*Task prompt*
Please write out the complete listing that follows, exactly as it reads.
--- Dataset extract ---
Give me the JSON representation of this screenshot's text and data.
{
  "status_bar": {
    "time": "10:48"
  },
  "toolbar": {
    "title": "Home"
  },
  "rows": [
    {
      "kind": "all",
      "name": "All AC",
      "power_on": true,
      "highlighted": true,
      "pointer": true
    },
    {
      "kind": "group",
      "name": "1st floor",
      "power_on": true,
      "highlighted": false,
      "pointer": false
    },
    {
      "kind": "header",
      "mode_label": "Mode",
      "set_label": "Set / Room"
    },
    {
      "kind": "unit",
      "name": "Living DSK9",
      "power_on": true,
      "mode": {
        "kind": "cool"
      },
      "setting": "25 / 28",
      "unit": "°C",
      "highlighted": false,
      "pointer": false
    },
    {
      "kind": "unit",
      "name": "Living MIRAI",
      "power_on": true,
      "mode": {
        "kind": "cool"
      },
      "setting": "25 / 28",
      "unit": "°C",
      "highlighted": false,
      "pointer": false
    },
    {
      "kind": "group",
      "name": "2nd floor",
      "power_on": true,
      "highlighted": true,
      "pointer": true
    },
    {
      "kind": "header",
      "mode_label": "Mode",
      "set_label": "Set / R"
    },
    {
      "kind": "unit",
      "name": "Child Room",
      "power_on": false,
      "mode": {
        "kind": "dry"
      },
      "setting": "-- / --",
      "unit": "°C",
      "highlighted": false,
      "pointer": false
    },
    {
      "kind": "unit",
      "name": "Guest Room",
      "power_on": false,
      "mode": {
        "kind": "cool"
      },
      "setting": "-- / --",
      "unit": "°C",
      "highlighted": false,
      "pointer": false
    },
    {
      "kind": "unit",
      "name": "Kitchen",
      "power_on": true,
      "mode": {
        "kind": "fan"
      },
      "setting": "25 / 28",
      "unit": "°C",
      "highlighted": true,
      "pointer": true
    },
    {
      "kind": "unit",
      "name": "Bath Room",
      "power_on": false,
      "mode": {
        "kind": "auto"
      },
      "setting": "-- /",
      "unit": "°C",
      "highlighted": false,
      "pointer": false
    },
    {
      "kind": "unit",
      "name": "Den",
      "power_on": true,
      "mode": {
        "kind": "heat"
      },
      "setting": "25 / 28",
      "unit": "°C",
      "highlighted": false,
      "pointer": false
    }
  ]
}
---
*Response to the task*
Give me the JSON representation of this screenshot's text and data.
{
  "status_bar": {
    "time": "10:48"
  },
  "toolbar": {
    "title": "Home"
  },
  "rows": [
    {
      "kind": "all",
      "name": "All AC",
      "power_on": true,
      "highlighted": true,
      "pointer": true
    },
    {
      "kind": "group",
      "name": "1st floor",
      "power_on": true,
      "highlighted": false,
      "pointer": false
    },
    {
      "kind": "header",
      "mode_label": "Mode",
      "set_label": "Set / Room"
    },
    {
      "kind": "unit",
      "name": "Living DSK9",
      "power_on": true,
      "mode": {
        "kind": "cool"
      },
      "setting": "25 / 28",
      "unit": "°C",
      "highlighted": false,
      "pointer": false
    },
    {
      "kind": "unit",
      "name": "Living MIRAI",
      "power_on": true,
      "mode": {
        "kind": "cool"
      },
      "setting": "25 / 28",
      "unit": "°C",
      "highlighted": false,
      "pointer": false
    },
    {
      "kind": "group",
      "name": "2nd floor",
      "power_on": true,
      "highlighted": true,
      "pointer": true
    },
    {
      "kind": "header",
      "mode_label": "Mode",
      "set_label": "Set / R"
    },
    {
      "kind": "unit",
      "name": "Child Room",
      "power_on": false,
      "mode": {
        "kind": "dry"
      },
      "setting": "-- / --",
      "unit": "°C",
      "highlighted": false,
      "pointer": false
    },
    {
      "kind": "unit",
      "name": "Guest Room",
      "power_on": false,
      "mode": {
        "kind": "cool"
      },
      "setting": "-- / --",
      "unit": "°C",
      "highlighted": false,
      "pointer": false
    },
    {
      "kind": "unit",
      "name": "Kitchen",
      "power_on": true,
      "mode": {
        "kind": "fan"
      },
      "setting": "25 / 28",
      "unit": "°C",
      "highlighted": true,
      "pointer": true
    },
    {
      "kind": "unit",
      "name": "Bath Room",
      "power_on": false,
      "mode": {
        "kind": "auto"
      },
      "setting": "-- /",
      "unit": "°C",
      "highlighted": false,
      "pointer": false
    },
    {
      "kind": "unit",
      "name": "Den",
      "power_on": true,
      "mode": {
        "kind": "heat"
      },
      "setting": "25 / 28",
      "unit": "°C",
      "highlighted": false,
      "pointer": false
    }
  ]
}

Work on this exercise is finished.